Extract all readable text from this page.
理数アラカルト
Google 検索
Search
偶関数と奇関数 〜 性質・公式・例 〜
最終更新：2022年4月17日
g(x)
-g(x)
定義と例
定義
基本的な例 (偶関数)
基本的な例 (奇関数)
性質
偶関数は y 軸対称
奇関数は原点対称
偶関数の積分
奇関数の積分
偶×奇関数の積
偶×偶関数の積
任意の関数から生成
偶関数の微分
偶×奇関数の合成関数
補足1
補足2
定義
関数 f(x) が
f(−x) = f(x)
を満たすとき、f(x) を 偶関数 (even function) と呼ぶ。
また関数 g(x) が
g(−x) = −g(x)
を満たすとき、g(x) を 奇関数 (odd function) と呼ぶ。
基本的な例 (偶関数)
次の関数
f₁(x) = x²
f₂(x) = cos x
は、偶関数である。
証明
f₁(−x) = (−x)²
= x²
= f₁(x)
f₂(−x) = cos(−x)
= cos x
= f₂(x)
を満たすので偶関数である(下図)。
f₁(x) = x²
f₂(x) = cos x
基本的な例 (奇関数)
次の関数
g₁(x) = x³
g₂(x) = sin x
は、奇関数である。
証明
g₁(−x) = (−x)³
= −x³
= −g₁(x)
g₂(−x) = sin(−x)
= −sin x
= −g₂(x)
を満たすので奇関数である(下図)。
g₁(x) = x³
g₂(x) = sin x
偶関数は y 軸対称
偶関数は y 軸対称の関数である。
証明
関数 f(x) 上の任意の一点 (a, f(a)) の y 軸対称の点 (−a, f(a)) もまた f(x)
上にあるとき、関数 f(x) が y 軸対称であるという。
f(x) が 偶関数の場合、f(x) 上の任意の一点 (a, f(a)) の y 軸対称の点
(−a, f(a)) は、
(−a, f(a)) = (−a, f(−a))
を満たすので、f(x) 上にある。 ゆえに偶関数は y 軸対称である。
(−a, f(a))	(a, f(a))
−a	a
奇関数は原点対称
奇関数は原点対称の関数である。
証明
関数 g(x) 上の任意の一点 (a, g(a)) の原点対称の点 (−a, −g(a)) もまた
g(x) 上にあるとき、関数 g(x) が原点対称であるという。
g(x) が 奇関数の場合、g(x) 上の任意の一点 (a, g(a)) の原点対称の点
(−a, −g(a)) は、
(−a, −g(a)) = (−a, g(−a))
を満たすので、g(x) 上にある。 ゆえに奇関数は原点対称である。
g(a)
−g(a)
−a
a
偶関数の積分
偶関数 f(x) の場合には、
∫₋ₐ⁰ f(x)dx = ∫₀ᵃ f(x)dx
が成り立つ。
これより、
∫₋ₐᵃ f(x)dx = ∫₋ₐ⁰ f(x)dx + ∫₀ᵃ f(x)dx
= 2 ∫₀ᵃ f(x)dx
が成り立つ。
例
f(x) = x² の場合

...

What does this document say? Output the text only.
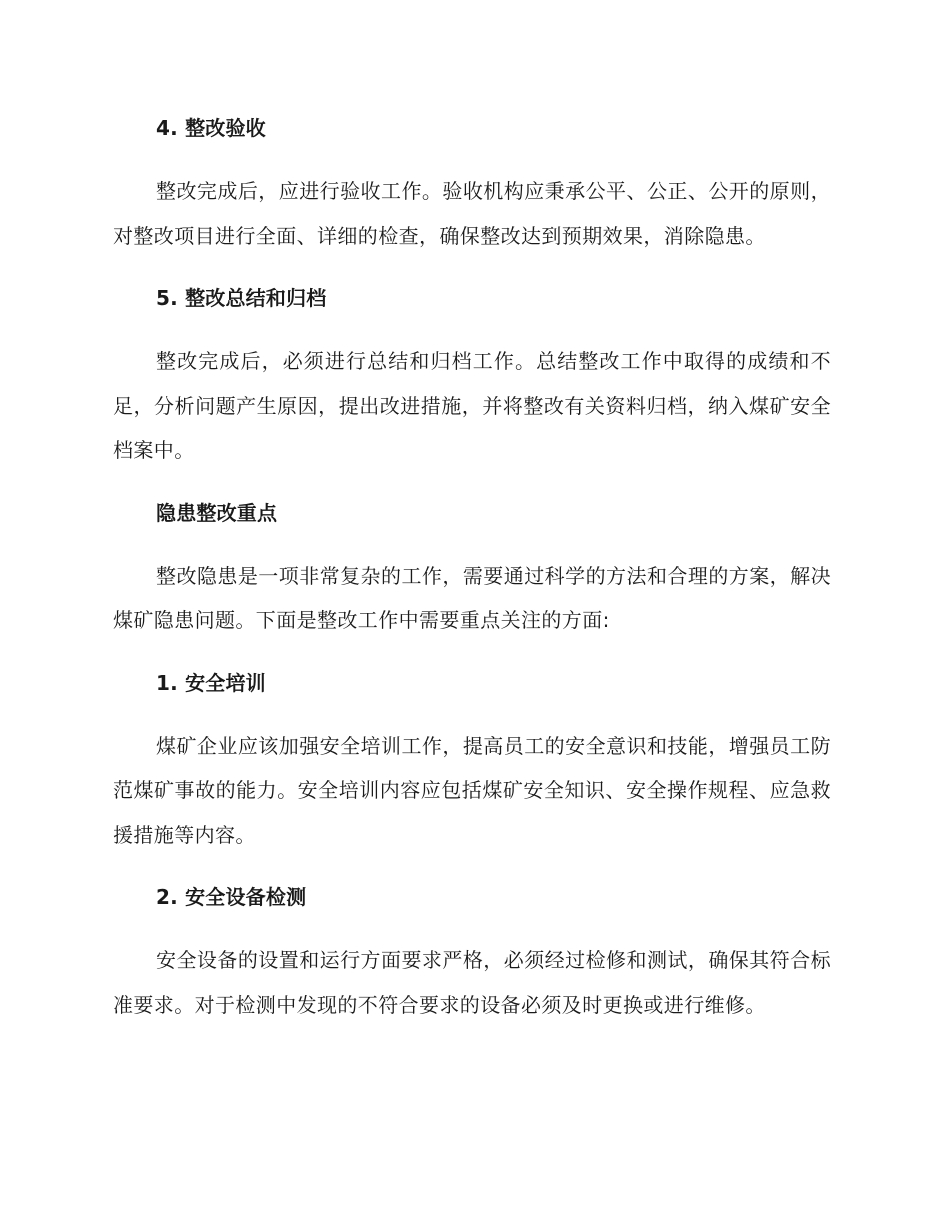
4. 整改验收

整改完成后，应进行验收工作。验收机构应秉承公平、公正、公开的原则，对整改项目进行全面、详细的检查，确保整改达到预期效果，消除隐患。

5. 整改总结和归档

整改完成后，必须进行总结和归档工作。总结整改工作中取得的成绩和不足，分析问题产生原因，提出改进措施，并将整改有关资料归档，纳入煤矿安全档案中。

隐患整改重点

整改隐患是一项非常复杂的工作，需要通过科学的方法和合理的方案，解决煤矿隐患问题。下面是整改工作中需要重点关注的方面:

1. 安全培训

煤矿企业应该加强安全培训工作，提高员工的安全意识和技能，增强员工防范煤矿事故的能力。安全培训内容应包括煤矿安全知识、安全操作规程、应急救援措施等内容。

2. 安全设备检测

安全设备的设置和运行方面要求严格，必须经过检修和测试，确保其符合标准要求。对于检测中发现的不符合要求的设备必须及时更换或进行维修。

...

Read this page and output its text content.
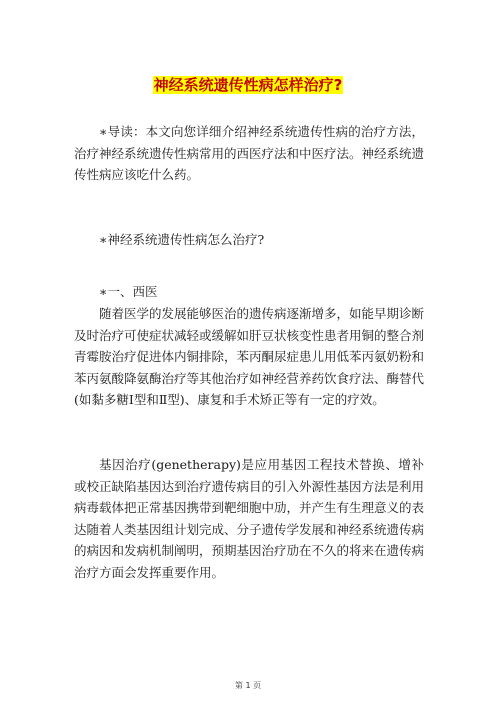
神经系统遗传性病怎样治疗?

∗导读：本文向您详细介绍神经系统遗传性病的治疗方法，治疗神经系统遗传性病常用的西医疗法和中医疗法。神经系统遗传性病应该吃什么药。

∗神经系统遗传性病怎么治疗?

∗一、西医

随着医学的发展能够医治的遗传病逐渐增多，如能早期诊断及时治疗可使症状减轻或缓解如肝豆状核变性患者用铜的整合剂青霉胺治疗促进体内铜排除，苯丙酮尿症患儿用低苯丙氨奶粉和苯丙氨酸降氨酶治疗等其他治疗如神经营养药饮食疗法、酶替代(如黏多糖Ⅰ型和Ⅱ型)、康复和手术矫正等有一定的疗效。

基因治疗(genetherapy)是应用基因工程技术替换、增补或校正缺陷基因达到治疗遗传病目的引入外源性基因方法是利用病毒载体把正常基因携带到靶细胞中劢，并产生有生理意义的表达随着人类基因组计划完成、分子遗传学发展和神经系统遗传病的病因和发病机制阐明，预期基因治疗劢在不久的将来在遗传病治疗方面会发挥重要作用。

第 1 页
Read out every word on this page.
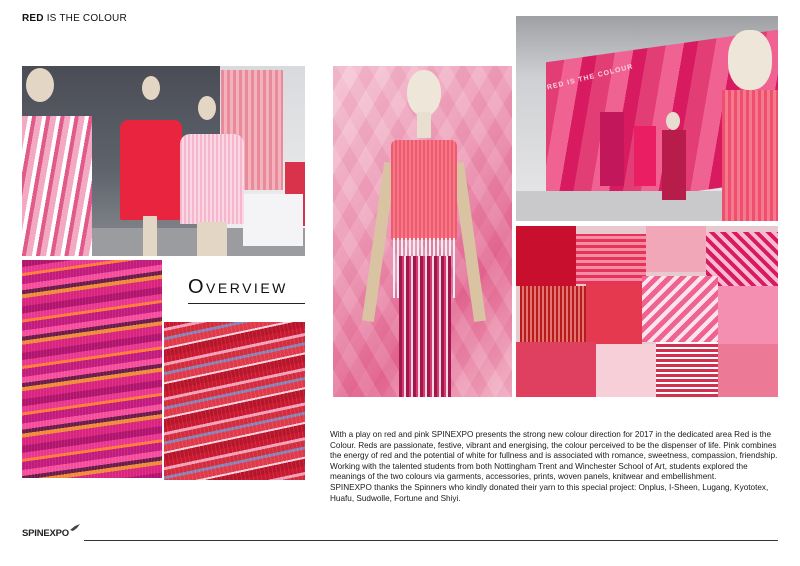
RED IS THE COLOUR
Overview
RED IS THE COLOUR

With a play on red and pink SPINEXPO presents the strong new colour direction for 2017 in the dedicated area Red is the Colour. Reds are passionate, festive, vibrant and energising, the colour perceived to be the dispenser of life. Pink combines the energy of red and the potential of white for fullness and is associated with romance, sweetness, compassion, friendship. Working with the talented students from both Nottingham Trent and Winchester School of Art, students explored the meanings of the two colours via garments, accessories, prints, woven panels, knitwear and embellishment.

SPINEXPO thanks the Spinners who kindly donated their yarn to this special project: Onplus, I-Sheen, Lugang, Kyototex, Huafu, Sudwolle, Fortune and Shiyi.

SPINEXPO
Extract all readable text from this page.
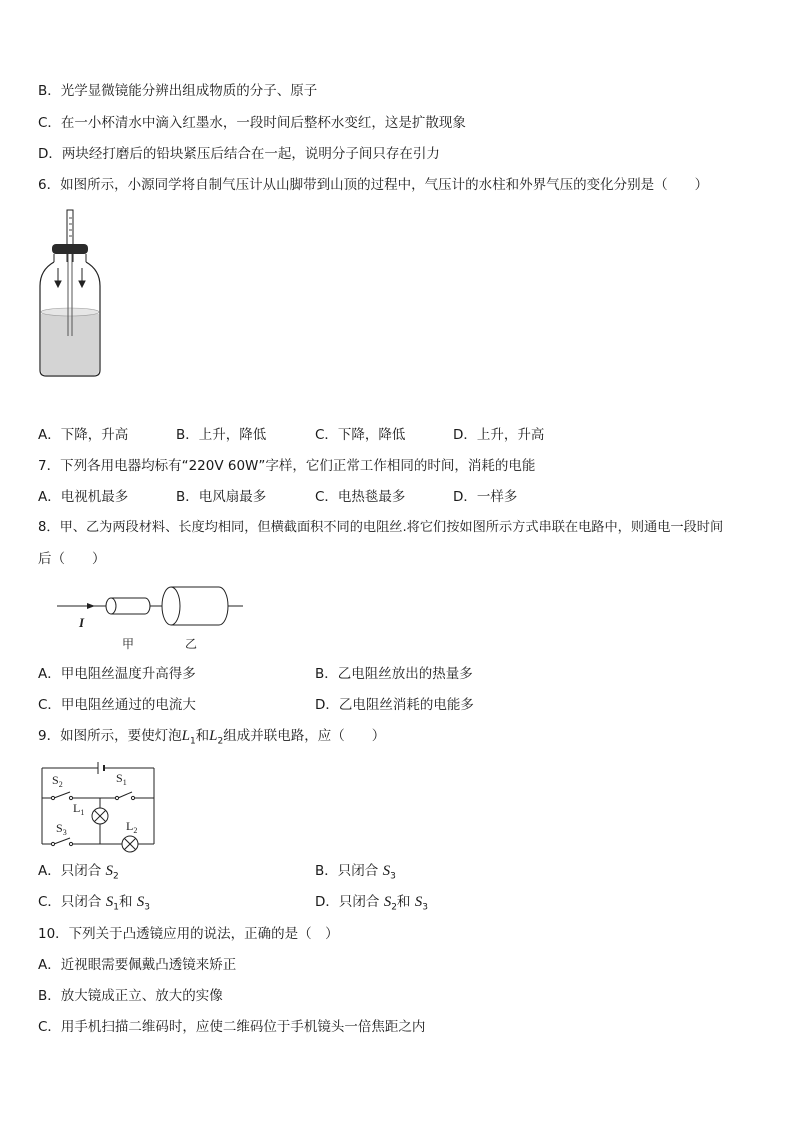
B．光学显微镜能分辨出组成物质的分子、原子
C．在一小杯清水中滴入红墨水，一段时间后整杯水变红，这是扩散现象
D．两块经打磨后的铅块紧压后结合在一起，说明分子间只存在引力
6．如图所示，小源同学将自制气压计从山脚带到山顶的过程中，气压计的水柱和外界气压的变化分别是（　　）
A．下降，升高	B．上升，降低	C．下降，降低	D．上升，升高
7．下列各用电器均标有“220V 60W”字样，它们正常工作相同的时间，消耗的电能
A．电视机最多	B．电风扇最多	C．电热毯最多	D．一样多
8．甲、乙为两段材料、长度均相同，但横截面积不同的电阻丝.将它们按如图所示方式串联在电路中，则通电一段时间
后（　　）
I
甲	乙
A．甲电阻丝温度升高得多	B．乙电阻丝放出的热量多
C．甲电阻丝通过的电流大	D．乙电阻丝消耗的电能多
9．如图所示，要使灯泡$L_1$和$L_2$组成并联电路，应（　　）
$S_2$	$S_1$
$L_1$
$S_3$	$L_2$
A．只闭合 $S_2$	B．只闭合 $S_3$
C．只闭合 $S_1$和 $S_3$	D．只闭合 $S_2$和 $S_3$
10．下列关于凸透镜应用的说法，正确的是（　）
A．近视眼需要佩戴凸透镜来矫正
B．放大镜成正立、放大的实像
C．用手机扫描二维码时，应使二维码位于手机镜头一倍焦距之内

Task details
Considering only the records above, state the number of lines that include the word "上の任意の一点", with nothing added.

Correct answer
4